* **AIM**: Report all lines from the entries below in which "style" appears.

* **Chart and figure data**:
Begin

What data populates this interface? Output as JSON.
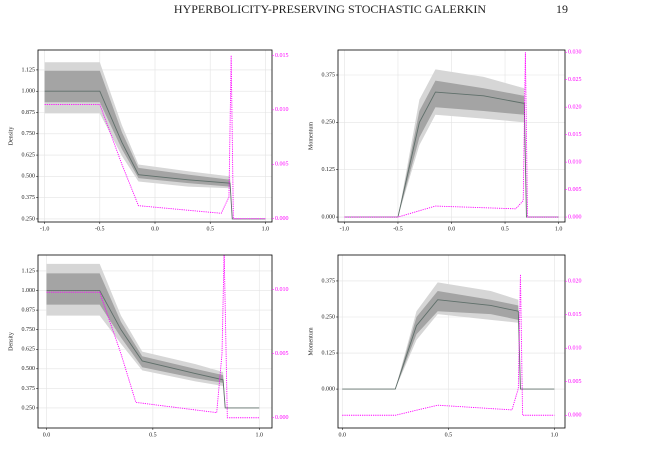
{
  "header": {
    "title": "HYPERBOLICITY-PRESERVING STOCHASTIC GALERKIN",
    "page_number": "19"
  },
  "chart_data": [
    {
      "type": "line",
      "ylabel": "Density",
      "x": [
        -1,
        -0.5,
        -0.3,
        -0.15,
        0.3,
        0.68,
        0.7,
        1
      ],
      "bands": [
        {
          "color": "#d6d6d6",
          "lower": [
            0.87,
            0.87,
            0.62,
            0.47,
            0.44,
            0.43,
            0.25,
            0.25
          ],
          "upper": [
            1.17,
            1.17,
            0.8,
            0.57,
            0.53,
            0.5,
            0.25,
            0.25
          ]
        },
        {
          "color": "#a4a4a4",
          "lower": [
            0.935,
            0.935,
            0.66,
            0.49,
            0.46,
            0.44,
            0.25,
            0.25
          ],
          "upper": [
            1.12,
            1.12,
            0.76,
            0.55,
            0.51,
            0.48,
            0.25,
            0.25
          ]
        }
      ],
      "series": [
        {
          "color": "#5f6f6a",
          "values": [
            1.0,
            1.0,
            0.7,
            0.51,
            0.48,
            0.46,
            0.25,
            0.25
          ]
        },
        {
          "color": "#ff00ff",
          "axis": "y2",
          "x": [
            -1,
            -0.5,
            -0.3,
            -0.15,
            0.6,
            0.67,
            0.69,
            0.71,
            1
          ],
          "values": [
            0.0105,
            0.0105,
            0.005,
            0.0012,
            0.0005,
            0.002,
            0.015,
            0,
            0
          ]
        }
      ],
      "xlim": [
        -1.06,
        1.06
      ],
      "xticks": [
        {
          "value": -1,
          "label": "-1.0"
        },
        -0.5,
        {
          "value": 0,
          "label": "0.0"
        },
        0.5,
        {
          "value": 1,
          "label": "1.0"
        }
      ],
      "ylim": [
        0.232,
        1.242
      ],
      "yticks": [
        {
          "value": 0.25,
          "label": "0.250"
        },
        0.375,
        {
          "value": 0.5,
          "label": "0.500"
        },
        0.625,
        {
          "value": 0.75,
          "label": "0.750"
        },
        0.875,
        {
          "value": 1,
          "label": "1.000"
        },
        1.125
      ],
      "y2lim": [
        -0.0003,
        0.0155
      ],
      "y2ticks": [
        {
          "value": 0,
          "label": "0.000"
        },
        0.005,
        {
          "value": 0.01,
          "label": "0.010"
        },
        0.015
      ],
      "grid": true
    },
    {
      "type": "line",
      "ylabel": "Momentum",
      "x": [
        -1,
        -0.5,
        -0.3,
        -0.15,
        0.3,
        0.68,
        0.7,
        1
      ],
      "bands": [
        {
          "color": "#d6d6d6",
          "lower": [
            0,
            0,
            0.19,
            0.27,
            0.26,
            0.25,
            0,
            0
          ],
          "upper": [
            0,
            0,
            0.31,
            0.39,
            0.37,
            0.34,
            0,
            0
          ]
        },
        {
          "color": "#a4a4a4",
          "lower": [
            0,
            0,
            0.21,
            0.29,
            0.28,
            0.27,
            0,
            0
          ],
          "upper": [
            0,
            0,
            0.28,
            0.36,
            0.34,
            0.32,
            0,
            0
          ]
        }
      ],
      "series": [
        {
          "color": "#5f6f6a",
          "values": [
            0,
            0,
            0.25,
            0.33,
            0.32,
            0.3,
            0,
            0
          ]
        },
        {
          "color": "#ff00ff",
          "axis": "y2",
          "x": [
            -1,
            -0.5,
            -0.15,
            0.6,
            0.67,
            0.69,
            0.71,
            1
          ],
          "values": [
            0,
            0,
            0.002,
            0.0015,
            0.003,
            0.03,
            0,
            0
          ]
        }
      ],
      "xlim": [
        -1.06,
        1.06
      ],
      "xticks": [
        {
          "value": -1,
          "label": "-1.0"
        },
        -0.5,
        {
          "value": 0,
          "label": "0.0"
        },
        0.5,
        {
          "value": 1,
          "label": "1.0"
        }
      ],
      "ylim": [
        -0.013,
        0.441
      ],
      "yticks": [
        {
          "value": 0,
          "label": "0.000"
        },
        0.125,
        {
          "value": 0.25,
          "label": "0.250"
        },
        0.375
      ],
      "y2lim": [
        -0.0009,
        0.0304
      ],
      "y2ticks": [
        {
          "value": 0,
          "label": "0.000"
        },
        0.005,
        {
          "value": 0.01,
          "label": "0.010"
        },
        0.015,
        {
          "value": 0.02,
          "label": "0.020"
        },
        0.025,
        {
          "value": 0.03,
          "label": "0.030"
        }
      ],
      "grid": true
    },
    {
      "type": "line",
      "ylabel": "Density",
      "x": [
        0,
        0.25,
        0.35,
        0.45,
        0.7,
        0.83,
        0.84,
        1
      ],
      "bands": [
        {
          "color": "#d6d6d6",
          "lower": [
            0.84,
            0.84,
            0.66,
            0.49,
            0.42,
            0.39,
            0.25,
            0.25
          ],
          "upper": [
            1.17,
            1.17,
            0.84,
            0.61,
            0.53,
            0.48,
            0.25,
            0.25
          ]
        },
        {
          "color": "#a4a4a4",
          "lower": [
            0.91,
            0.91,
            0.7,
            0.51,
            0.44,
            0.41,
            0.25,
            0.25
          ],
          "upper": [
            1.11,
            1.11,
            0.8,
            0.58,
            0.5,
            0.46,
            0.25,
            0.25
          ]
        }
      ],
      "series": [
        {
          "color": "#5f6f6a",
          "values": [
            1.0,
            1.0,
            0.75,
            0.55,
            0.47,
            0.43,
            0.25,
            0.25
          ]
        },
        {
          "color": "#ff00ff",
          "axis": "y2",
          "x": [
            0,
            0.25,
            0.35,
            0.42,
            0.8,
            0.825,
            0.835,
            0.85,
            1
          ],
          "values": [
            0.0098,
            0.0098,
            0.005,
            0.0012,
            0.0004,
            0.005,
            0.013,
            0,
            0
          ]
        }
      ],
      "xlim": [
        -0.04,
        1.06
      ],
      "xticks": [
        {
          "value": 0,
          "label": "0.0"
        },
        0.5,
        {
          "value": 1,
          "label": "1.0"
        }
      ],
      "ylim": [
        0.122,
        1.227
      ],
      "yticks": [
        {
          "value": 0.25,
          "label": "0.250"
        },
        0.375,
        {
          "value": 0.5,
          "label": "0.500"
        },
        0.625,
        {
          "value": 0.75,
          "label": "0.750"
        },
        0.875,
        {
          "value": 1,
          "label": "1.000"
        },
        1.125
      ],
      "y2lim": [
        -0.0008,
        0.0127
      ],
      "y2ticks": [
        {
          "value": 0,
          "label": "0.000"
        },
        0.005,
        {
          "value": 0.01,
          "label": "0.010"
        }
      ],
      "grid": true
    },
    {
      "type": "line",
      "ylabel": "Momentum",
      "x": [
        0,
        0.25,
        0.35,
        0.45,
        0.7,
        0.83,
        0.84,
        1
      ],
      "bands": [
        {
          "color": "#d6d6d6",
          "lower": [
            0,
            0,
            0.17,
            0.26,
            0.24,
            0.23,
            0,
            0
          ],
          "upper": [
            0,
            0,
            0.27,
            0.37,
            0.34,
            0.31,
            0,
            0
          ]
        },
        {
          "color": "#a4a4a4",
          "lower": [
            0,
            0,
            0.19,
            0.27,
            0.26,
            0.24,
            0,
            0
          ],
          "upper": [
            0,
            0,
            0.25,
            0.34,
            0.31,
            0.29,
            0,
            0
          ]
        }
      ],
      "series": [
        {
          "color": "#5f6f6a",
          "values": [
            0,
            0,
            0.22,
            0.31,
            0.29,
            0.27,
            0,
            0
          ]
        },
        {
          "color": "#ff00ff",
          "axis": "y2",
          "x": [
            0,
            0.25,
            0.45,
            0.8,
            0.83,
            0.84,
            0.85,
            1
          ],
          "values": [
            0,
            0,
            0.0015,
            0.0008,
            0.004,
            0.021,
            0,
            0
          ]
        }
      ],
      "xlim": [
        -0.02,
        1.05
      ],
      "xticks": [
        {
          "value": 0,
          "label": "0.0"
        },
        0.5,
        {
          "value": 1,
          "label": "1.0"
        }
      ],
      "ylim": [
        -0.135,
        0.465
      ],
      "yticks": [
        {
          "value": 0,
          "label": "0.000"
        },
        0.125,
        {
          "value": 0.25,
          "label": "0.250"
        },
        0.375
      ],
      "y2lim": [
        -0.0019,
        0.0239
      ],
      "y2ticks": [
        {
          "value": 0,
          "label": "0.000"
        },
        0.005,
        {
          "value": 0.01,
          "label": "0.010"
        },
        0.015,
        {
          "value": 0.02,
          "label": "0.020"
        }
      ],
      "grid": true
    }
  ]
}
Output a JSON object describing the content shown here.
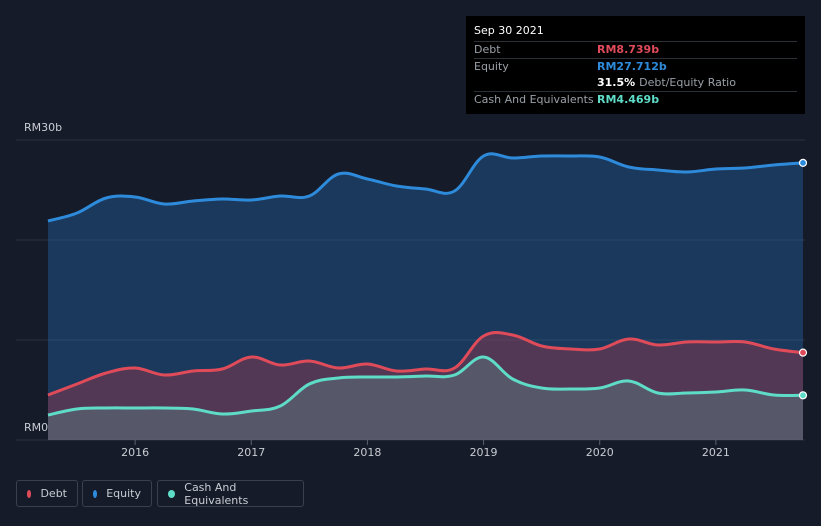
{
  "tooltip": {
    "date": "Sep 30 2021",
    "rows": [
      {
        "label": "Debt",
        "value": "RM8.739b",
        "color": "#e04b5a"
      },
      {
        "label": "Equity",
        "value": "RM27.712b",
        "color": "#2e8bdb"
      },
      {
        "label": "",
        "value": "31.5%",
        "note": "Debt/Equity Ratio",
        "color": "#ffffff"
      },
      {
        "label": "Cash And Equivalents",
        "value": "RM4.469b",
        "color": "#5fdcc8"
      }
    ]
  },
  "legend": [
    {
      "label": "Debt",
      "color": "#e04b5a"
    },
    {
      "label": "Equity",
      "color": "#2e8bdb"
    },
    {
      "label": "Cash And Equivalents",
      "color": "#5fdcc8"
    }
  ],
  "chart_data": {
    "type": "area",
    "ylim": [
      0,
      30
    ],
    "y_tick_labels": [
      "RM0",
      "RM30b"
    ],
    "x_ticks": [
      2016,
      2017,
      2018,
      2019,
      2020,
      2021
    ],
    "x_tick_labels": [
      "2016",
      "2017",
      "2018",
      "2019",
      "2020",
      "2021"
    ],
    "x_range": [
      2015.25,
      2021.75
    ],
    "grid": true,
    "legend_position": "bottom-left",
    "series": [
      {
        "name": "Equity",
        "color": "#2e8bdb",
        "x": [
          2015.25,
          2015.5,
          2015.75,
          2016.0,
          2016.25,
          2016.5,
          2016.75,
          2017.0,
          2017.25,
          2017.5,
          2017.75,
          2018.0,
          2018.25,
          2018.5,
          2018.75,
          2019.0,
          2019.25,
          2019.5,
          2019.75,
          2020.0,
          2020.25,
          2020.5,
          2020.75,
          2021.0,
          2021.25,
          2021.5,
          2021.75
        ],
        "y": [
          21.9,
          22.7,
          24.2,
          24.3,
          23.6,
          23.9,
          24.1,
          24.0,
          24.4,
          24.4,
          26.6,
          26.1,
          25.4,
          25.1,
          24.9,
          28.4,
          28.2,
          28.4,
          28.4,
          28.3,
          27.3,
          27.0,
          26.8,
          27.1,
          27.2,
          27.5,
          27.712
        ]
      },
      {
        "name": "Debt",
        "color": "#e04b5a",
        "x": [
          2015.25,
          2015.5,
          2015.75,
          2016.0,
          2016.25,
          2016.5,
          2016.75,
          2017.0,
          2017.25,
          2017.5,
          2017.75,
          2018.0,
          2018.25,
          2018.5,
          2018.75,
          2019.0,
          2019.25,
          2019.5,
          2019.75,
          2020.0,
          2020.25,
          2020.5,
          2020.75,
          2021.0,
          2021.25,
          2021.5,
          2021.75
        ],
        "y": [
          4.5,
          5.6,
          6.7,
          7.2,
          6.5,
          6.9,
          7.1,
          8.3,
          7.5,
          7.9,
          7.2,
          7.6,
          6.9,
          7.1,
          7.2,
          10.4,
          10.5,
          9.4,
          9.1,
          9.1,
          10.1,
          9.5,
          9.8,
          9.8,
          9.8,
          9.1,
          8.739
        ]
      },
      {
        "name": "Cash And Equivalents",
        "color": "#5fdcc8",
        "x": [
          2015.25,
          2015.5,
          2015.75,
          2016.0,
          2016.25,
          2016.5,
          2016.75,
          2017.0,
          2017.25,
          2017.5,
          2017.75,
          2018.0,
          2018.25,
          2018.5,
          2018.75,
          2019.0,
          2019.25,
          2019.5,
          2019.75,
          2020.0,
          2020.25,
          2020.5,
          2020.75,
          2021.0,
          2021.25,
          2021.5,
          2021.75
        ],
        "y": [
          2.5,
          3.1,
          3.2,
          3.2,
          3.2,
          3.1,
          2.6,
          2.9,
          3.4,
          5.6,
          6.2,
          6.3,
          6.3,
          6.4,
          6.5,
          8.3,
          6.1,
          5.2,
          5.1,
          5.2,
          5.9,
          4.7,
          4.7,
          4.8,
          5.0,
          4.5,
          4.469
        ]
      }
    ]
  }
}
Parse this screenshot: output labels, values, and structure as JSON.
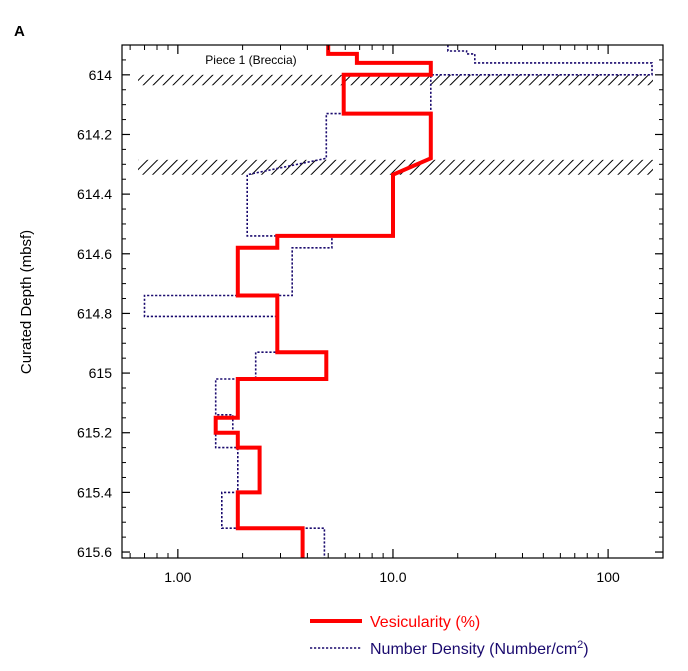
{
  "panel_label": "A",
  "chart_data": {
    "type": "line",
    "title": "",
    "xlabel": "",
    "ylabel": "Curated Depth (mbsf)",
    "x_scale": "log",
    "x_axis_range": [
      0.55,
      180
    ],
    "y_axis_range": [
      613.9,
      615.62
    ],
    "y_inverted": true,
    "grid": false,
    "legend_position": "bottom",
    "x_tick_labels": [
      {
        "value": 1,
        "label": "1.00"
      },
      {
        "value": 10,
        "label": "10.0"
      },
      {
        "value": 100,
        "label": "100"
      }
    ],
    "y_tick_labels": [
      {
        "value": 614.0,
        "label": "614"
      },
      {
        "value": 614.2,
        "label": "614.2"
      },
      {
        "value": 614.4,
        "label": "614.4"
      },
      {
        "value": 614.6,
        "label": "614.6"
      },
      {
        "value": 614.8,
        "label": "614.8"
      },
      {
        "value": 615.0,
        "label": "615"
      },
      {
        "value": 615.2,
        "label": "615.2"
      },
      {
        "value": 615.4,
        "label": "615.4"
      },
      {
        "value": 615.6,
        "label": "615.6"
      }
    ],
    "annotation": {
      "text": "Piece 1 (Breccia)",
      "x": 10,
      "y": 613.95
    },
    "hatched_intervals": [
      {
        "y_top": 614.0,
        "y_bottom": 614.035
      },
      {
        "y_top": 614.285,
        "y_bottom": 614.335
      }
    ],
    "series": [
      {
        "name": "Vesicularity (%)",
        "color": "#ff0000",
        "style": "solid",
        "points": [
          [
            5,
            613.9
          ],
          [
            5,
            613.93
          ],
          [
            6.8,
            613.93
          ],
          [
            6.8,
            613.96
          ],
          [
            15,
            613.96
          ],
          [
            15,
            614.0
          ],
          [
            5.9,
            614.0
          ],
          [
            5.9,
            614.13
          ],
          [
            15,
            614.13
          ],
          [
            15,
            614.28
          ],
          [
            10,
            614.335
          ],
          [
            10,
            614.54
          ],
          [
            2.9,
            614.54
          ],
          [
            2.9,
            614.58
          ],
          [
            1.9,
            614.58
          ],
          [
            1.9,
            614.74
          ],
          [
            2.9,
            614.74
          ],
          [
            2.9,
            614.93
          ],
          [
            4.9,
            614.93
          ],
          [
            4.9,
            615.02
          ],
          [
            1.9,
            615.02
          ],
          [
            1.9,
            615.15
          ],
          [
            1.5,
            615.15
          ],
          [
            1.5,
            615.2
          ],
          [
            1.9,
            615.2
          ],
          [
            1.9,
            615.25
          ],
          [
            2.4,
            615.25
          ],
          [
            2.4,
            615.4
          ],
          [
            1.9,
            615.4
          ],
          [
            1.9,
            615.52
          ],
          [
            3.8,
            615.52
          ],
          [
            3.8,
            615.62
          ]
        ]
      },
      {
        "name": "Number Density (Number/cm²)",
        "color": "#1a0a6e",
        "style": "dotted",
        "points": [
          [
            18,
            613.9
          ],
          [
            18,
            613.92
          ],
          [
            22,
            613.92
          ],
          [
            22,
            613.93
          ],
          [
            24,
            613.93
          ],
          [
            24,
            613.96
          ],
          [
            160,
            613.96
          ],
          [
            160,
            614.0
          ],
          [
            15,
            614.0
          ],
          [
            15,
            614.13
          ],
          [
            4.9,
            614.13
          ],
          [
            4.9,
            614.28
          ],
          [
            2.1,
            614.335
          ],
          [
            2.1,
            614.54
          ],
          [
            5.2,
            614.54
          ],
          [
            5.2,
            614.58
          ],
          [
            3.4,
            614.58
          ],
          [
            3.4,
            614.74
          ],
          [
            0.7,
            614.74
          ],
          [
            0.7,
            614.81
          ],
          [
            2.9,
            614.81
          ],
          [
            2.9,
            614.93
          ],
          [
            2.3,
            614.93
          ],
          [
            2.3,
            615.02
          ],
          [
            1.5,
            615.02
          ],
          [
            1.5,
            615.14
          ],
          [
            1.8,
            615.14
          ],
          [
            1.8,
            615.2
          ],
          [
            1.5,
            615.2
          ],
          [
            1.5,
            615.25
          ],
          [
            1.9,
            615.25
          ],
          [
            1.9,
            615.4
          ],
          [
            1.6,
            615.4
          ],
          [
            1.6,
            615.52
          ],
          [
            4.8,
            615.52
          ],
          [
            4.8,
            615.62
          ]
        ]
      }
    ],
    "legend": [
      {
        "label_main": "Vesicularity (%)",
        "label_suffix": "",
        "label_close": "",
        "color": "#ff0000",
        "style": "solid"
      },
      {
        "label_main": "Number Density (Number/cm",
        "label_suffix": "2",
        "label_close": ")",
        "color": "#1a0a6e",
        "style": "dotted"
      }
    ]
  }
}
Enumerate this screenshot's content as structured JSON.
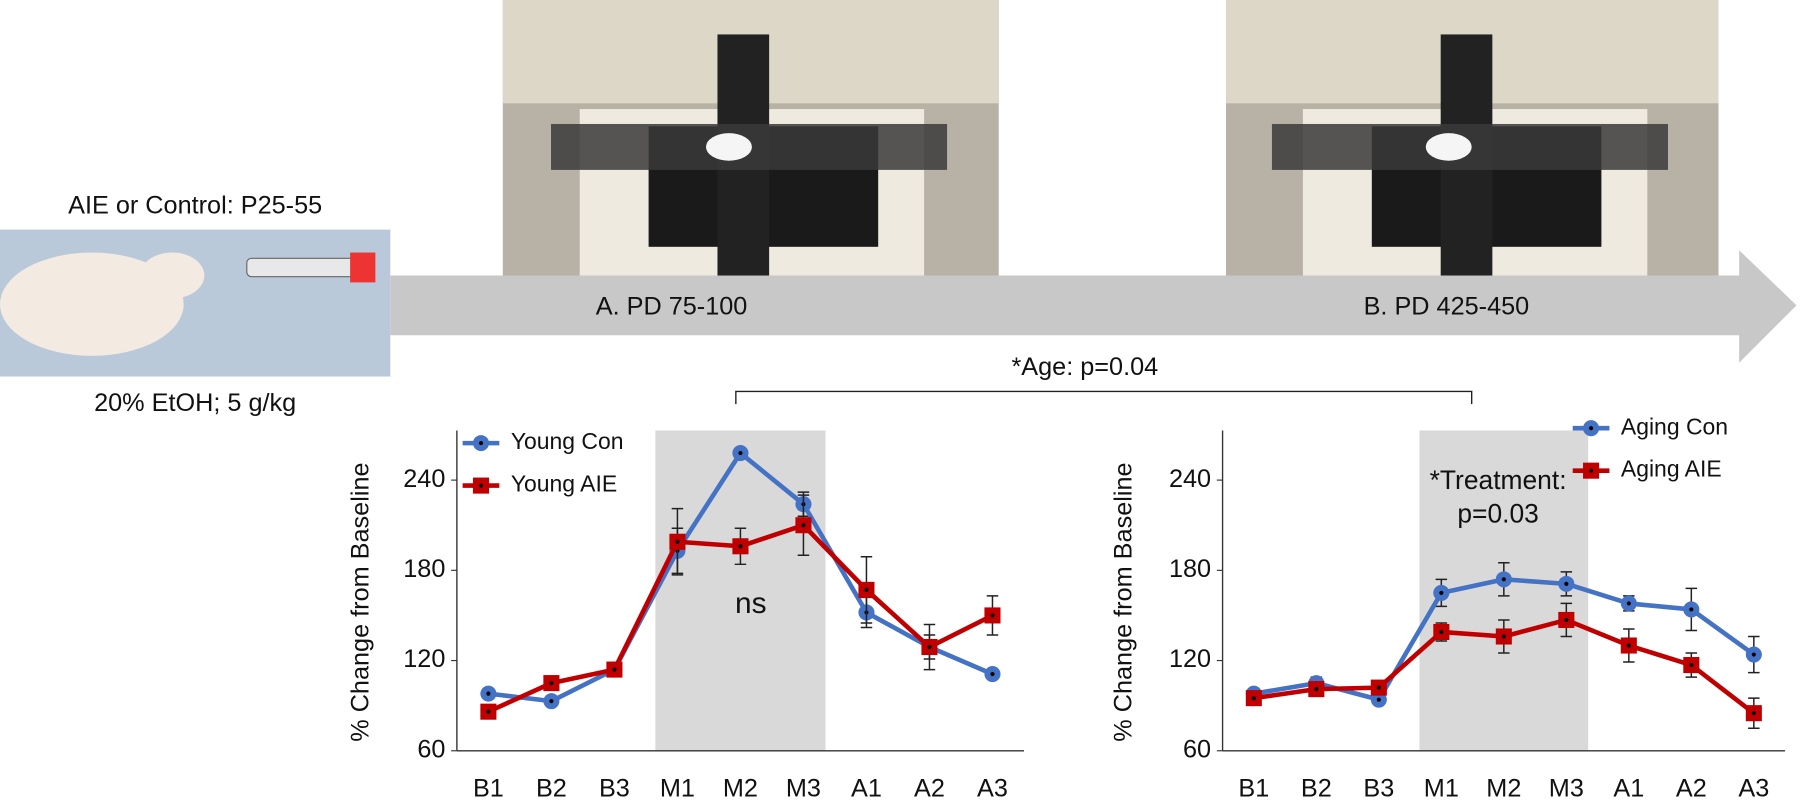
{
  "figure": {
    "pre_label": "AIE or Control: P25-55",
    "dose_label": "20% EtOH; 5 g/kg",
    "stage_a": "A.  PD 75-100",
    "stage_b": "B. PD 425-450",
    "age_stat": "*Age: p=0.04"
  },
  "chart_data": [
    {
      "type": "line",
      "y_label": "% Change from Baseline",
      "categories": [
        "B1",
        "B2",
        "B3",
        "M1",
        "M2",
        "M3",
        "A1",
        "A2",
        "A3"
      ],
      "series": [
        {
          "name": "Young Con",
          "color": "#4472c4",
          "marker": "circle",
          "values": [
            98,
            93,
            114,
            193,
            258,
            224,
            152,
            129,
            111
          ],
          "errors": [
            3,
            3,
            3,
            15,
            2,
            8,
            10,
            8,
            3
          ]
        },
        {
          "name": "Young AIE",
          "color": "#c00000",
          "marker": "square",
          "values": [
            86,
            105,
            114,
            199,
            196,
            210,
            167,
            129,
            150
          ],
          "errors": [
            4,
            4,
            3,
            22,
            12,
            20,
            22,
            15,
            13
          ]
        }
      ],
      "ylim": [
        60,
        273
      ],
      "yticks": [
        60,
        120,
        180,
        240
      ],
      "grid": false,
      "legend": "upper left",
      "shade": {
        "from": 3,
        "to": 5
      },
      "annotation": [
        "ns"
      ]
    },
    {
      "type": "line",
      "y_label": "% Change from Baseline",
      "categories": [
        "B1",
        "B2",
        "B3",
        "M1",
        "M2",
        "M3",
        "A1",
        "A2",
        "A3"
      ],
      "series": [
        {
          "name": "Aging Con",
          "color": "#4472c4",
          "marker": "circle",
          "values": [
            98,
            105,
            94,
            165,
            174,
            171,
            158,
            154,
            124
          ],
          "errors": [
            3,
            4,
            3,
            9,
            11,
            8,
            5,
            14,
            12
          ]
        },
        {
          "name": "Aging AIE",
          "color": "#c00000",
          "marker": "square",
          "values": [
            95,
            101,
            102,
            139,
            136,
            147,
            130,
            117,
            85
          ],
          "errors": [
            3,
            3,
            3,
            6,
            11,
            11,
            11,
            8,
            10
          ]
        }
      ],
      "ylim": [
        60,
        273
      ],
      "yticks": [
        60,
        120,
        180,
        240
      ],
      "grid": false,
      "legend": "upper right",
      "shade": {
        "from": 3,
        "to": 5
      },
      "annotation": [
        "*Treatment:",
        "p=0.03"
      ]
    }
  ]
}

End

* **ANSWER**:
        "style": "solid",
        "style": "dotted",
        "style": "solid"
        "style": "dotted"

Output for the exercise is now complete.